Scan the entries below and report only how many lines contain "Composite".
....
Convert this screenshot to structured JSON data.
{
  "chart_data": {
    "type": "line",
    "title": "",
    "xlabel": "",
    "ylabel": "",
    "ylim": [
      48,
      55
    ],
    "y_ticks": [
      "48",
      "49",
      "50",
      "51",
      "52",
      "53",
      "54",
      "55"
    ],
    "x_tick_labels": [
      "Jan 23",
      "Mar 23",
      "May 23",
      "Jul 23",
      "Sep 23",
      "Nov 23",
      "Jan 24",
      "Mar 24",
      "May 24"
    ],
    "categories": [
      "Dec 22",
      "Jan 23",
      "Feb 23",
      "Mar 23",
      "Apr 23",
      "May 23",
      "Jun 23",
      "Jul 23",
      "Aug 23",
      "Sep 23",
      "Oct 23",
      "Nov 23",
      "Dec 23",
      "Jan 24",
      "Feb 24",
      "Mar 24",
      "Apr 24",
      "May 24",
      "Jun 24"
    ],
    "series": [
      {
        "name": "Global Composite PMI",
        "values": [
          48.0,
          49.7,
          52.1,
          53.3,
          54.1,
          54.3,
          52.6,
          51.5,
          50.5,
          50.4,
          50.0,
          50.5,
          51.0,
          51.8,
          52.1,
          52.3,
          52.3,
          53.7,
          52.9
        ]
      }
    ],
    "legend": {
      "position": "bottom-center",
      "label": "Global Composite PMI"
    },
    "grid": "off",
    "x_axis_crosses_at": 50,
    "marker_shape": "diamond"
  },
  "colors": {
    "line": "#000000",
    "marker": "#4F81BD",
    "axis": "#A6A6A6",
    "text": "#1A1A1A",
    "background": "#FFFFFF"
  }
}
....
FULL RESPONSE –
2